Records from a data collection
┄┄┄┄┄┄
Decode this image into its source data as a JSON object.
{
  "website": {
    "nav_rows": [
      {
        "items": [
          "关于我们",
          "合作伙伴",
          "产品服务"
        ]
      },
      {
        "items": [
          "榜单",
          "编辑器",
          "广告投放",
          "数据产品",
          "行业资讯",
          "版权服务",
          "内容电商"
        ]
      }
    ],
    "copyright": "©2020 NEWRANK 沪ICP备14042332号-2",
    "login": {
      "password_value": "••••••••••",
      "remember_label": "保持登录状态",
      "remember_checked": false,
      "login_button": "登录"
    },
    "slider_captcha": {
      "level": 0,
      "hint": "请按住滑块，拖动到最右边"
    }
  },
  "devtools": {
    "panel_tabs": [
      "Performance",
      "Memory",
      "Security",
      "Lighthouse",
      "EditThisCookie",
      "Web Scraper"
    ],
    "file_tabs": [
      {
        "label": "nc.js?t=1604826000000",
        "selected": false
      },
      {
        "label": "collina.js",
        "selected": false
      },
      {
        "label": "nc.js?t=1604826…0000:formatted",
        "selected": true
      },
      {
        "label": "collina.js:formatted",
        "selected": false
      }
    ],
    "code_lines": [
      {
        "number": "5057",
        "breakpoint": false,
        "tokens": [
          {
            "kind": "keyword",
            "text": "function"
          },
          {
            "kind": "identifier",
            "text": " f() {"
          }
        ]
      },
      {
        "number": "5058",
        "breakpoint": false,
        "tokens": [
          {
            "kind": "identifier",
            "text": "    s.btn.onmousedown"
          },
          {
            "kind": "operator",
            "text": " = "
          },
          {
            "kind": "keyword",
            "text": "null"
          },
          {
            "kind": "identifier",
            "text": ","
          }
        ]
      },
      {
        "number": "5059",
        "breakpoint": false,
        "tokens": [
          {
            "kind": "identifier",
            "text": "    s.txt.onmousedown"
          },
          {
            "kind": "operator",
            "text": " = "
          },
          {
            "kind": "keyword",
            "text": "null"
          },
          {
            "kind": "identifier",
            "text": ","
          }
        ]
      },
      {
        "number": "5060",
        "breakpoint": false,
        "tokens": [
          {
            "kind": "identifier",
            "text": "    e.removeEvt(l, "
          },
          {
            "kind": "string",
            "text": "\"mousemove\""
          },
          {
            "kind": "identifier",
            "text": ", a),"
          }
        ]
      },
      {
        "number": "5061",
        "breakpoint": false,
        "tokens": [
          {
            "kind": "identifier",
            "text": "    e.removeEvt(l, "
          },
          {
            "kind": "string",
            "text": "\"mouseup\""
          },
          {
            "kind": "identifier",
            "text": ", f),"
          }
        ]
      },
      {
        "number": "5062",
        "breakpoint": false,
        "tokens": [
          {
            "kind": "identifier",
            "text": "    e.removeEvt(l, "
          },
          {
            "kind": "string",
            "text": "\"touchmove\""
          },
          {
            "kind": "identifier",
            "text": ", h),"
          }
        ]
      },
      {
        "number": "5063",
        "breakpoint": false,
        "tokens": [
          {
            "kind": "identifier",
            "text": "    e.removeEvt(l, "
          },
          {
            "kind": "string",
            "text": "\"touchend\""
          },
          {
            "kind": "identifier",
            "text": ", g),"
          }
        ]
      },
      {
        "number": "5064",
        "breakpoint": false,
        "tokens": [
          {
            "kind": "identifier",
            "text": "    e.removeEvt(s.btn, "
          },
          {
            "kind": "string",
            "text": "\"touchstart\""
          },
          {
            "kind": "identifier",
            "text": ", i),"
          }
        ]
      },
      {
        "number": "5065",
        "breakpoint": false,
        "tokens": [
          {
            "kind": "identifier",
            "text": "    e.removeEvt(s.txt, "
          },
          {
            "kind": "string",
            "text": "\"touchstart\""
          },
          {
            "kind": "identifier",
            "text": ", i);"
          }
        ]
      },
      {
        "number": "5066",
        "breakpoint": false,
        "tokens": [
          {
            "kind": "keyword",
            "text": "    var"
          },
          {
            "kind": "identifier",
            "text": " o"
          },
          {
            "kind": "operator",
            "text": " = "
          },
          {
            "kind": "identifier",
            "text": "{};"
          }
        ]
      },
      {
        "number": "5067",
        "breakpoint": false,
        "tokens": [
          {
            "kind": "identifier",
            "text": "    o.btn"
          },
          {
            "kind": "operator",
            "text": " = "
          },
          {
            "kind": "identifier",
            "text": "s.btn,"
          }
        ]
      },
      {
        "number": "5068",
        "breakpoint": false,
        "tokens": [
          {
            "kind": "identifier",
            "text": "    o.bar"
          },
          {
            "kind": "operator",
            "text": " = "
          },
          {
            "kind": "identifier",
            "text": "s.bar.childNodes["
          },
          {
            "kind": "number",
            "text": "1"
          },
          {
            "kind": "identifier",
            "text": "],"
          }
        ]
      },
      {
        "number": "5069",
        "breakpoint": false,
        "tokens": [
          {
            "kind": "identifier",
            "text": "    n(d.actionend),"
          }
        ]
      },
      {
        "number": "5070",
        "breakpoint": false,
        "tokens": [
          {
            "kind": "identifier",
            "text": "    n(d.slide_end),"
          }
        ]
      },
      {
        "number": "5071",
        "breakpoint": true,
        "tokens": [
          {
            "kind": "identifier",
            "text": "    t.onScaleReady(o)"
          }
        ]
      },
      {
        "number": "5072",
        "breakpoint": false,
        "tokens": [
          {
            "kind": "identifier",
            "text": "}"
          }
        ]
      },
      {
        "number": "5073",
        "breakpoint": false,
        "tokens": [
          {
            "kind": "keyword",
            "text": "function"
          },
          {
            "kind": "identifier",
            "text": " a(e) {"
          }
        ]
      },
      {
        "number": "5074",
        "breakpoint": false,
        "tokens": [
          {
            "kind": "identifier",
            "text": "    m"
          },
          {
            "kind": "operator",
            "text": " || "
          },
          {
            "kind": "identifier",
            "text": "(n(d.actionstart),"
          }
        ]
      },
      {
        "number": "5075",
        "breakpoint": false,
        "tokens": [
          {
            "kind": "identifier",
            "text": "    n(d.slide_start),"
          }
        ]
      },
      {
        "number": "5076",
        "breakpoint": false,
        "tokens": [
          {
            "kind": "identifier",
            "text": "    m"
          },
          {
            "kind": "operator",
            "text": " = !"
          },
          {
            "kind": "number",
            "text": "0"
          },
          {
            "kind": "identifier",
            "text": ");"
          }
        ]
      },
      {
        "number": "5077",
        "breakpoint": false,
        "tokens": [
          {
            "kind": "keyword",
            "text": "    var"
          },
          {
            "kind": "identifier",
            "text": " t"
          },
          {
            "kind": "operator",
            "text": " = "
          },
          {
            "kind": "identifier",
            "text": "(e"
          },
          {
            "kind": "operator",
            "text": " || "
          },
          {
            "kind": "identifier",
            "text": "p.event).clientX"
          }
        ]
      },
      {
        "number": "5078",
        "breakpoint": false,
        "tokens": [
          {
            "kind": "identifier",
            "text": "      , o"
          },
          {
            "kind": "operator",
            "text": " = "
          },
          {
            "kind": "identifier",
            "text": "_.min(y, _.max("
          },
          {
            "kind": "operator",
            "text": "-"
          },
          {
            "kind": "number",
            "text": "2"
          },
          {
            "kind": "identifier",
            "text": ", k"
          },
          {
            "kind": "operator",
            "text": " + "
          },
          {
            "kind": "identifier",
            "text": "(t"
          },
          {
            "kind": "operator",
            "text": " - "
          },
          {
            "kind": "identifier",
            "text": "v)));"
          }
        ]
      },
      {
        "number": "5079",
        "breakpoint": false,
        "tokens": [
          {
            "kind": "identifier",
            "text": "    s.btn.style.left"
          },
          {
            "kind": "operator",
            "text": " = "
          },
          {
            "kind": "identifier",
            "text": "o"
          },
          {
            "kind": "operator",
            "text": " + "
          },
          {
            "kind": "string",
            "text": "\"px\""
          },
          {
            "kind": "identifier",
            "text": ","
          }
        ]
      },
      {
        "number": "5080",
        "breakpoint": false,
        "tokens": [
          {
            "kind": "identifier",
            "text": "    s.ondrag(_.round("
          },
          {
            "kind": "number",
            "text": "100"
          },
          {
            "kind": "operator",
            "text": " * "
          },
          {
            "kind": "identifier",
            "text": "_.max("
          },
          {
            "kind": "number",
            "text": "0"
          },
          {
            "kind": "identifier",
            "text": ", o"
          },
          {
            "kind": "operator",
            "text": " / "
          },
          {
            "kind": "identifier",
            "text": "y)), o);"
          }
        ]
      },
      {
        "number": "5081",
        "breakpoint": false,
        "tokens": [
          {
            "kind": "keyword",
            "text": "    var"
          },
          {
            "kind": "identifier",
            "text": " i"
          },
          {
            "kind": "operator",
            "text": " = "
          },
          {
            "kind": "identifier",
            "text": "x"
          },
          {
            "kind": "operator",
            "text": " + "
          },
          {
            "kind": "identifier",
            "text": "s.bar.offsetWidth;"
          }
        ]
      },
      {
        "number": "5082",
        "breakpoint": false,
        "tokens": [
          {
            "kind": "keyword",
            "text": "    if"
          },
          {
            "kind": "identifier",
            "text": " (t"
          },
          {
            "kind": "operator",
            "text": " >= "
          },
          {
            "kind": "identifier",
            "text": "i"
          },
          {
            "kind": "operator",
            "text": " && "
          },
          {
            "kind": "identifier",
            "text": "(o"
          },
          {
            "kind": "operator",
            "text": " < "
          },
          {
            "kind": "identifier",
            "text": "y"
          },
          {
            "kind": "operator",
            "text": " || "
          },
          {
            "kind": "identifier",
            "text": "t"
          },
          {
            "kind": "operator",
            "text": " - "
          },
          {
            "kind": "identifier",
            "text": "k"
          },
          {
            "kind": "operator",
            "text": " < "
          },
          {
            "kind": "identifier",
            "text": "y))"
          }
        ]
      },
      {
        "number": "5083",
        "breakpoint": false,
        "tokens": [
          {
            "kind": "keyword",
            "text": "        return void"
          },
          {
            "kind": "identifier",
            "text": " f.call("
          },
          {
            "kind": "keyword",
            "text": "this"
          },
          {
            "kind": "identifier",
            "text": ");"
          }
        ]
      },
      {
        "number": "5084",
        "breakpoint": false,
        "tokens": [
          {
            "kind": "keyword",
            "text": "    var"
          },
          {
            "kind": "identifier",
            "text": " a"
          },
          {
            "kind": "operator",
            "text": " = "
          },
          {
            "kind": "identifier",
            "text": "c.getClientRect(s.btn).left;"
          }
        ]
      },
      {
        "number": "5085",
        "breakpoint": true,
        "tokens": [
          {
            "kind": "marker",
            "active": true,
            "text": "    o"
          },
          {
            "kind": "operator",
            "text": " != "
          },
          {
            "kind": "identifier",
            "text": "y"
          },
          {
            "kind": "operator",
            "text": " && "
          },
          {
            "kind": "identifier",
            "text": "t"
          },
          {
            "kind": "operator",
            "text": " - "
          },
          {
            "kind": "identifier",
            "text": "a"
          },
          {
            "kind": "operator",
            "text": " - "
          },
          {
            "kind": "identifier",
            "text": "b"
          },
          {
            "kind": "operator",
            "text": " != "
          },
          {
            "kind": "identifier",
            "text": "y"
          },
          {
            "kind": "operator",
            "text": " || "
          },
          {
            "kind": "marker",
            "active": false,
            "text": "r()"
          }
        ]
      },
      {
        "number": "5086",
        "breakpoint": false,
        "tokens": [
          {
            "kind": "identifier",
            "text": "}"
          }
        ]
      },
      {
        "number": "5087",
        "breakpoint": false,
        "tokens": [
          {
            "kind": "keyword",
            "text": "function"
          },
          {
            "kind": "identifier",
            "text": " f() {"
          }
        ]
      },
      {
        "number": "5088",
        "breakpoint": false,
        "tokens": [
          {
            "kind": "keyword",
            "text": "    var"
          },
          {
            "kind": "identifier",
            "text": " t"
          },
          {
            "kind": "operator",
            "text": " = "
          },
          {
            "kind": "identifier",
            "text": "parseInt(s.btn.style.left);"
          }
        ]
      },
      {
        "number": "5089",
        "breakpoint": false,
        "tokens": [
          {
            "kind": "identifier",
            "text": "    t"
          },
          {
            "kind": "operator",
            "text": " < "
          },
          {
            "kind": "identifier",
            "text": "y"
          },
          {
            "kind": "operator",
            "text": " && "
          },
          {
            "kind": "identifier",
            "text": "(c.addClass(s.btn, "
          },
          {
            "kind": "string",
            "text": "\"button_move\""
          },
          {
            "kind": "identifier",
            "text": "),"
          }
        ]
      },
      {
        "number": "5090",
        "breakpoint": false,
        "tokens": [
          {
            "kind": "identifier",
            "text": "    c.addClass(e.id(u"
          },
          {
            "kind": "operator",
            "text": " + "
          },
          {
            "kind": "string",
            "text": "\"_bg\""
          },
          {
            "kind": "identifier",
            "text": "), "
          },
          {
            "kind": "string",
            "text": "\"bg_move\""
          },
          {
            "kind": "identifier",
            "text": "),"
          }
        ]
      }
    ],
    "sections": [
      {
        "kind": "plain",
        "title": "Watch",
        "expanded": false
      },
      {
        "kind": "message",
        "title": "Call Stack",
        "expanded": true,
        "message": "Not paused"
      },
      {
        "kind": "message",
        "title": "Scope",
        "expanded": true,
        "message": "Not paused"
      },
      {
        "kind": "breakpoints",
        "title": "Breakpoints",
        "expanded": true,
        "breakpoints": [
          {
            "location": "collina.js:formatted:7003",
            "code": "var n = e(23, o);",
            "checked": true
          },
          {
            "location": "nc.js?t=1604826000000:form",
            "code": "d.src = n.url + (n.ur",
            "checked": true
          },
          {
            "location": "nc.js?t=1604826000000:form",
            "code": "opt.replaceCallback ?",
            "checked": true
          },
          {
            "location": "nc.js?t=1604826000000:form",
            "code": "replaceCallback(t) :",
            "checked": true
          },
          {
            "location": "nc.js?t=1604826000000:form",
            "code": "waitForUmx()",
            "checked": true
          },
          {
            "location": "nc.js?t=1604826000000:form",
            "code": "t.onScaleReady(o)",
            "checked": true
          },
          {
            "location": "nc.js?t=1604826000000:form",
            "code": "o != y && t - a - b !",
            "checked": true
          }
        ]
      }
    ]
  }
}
┄┄┄┄┄┄
Problem requirements. List every line above that contains the word "addClass".

Written answer.
            "text": "(c.addClass(s.btn, "
            "text": "    c.addClass(e.id(u"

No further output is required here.